The input:

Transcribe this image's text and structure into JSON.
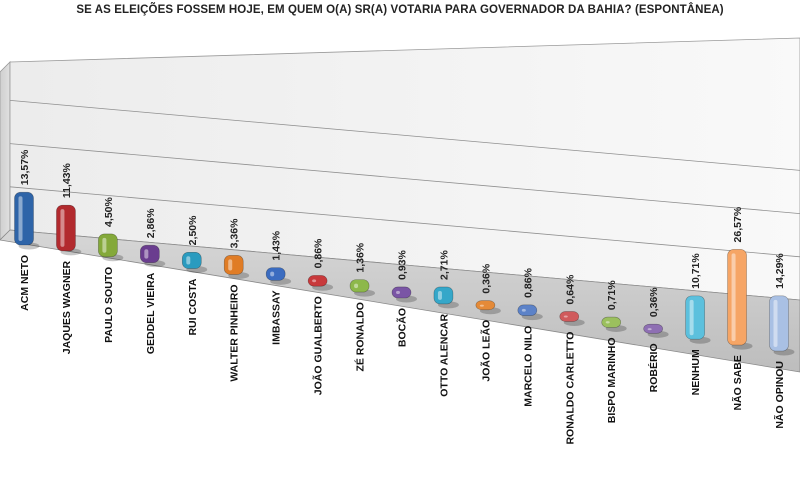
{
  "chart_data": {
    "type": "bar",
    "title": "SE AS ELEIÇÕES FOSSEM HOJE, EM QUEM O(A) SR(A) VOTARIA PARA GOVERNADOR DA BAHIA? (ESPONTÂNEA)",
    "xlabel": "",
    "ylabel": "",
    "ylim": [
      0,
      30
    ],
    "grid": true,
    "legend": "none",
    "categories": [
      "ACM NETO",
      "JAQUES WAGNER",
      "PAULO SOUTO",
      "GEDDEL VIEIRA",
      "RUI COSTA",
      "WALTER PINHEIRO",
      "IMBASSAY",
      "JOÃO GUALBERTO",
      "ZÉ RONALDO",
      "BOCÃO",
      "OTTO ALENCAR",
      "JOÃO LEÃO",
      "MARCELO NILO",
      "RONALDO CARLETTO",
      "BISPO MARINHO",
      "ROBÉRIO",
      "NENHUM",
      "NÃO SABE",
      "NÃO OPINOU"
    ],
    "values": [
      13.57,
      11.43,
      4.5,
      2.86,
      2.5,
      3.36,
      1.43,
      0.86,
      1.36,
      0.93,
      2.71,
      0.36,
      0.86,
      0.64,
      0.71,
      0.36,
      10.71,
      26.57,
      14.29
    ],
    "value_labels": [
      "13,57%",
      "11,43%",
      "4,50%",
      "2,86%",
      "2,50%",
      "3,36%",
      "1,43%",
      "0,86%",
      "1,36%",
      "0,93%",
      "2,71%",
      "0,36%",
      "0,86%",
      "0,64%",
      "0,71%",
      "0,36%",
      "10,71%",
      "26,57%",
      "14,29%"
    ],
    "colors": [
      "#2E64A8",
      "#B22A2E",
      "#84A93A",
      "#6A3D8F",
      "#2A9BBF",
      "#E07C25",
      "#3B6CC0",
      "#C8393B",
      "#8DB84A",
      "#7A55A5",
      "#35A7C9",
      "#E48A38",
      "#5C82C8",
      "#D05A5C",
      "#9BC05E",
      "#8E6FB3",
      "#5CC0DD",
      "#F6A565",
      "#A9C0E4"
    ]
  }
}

Assigned task: Above are records to transcribe exactly; leave their pictures out.

Task answer:
Transcribe this image's text and structure into JSON.
{
  "chart_data": {
    "type": "bar",
    "title": "SE AS ELEIÇÕES FOSSEM HOJE, EM QUEM O(A) SR(A) VOTARIA PARA GOVERNADOR DA BAHIA? (ESPONTÂNEA)",
    "xlabel": "",
    "ylabel": "",
    "ylim": [
      0,
      30
    ],
    "grid": true,
    "legend": "none",
    "categories": [
      "ACM NETO",
      "JAQUES WAGNER",
      "PAULO SOUTO",
      "GEDDEL VIEIRA",
      "RUI COSTA",
      "WALTER PINHEIRO",
      "IMBASSAY",
      "JOÃO GUALBERTO",
      "ZÉ RONALDO",
      "BOCÃO",
      "OTTO ALENCAR",
      "JOÃO LEÃO",
      "MARCELO NILO",
      "RONALDO CARLETTO",
      "BISPO MARINHO",
      "ROBÉRIO",
      "NENHUM",
      "NÃO SABE",
      "NÃO OPINOU"
    ],
    "values": [
      13.57,
      11.43,
      4.5,
      2.86,
      2.5,
      3.36,
      1.43,
      0.86,
      1.36,
      0.93,
      2.71,
      0.36,
      0.86,
      0.64,
      0.71,
      0.36,
      10.71,
      26.57,
      14.29
    ],
    "value_labels": [
      "13,57%",
      "11,43%",
      "4,50%",
      "2,86%",
      "2,50%",
      "3,36%",
      "1,43%",
      "0,86%",
      "1,36%",
      "0,93%",
      "2,71%",
      "0,36%",
      "0,86%",
      "0,64%",
      "0,71%",
      "0,36%",
      "10,71%",
      "26,57%",
      "14,29%"
    ],
    "colors": [
      "#2E64A8",
      "#B22A2E",
      "#84A93A",
      "#6A3D8F",
      "#2A9BBF",
      "#E07C25",
      "#3B6CC0",
      "#C8393B",
      "#8DB84A",
      "#7A55A5",
      "#35A7C9",
      "#E48A38",
      "#5C82C8",
      "#D05A5C",
      "#9BC05E",
      "#8E6FB3",
      "#5CC0DD",
      "#F6A565",
      "#A9C0E4"
    ]
  }
}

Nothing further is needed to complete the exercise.